'''
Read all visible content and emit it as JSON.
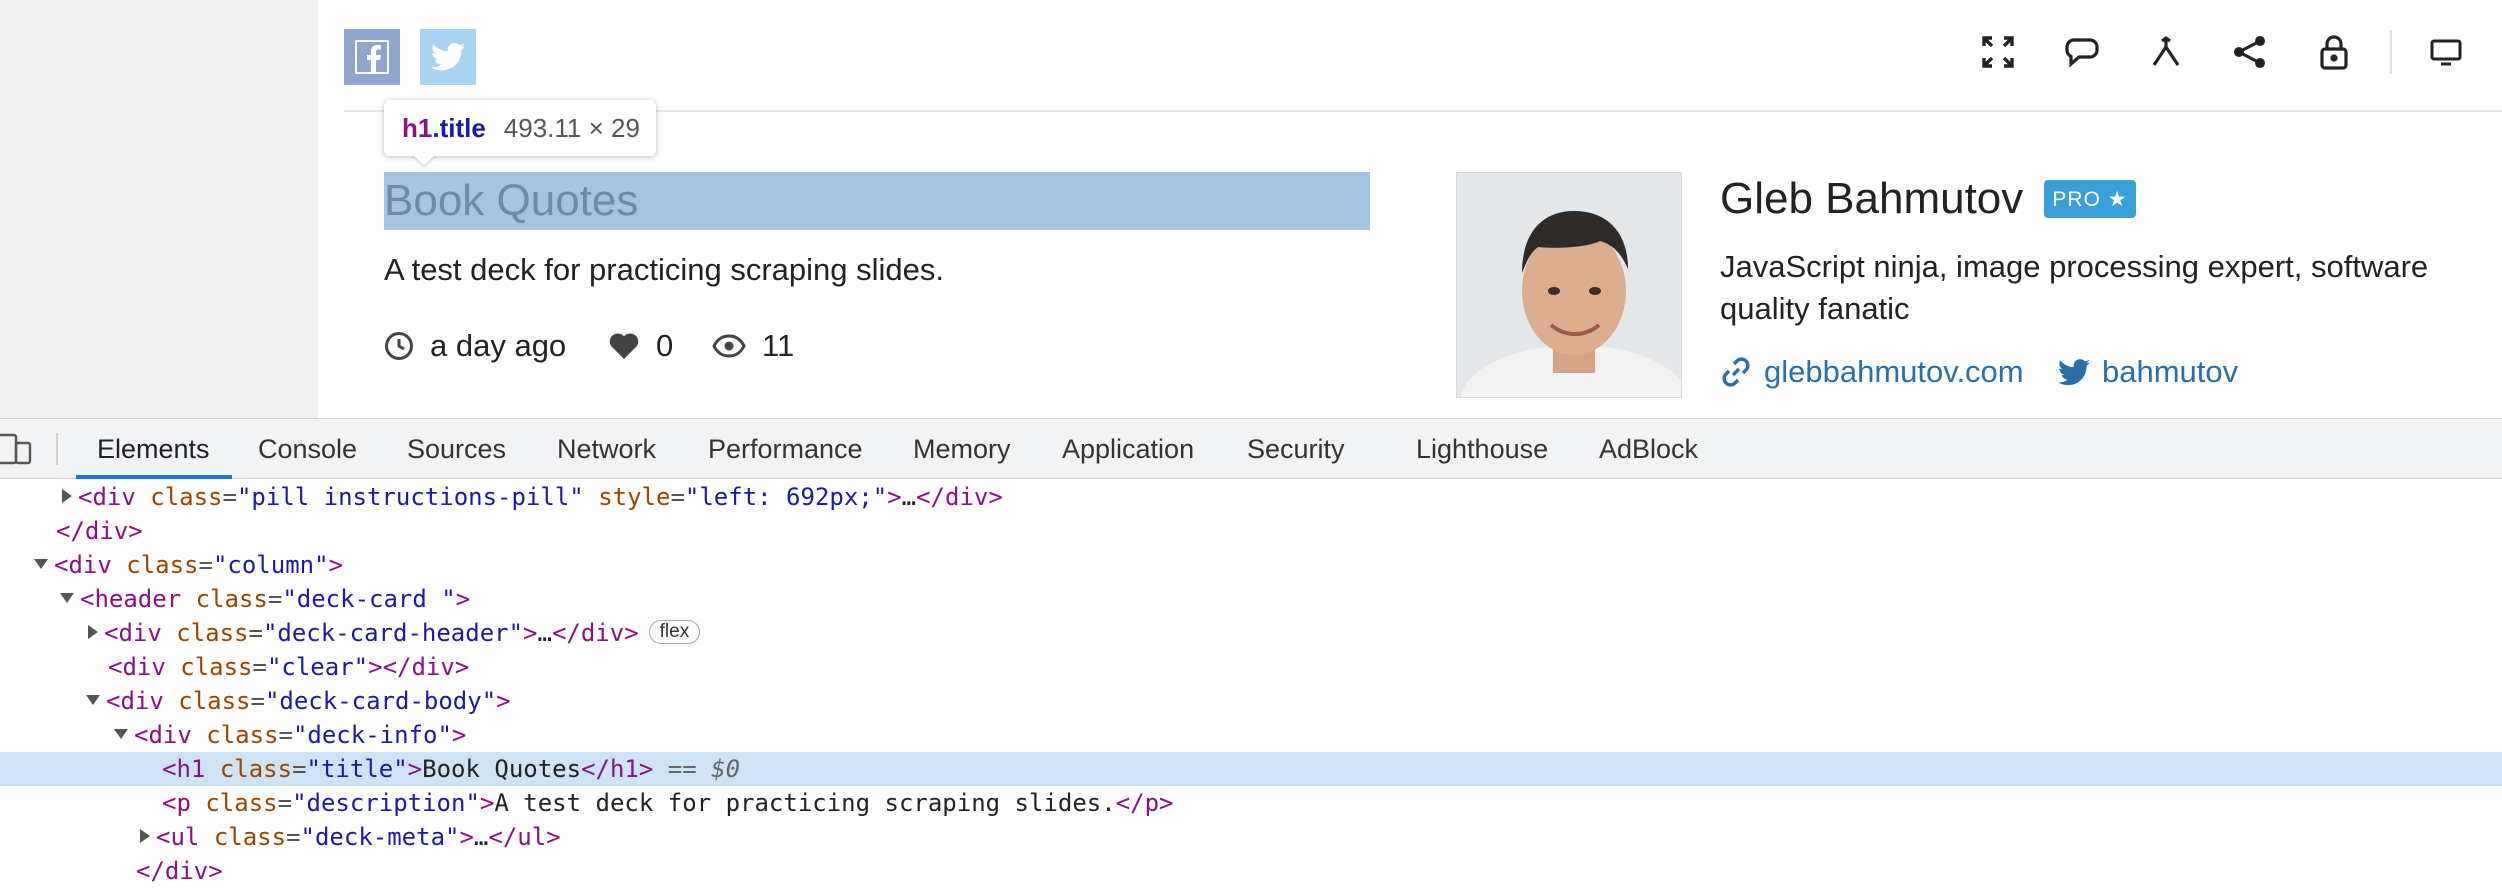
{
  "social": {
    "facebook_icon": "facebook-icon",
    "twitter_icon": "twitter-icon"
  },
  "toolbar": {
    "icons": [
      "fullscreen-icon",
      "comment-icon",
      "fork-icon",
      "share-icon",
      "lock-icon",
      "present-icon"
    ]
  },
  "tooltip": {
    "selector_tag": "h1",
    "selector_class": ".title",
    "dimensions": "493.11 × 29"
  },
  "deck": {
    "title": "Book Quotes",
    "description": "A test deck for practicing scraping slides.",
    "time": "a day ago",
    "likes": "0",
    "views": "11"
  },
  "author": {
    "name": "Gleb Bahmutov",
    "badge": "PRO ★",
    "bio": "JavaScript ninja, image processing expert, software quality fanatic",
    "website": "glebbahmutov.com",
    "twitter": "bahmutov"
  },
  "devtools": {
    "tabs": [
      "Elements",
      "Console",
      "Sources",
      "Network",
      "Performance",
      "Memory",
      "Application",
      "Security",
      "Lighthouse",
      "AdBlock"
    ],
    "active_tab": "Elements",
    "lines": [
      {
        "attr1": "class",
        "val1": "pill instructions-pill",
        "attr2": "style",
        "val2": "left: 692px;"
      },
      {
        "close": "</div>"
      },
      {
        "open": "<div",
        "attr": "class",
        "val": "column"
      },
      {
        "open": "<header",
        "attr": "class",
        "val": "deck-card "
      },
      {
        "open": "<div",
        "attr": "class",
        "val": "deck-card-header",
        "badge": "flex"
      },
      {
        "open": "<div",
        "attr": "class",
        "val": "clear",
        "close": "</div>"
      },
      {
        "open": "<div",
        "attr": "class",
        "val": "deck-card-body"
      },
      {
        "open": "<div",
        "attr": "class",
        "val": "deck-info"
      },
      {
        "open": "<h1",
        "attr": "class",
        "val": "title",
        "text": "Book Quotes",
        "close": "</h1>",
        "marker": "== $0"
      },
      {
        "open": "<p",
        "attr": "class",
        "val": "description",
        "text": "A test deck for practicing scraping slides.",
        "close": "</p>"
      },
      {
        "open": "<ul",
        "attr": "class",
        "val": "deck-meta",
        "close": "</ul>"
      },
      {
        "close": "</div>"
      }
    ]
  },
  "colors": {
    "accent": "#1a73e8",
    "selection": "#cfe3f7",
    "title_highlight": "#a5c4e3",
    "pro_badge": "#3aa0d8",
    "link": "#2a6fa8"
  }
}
'''
TASK REQUIREMENTS => Every line in the data that holds "practicing" should be copied out.

RESULT OF THE EXERCISE =>
    "description": "A test deck for practicing scraping slides.",
        "text": "A test deck for practicing scraping slides.",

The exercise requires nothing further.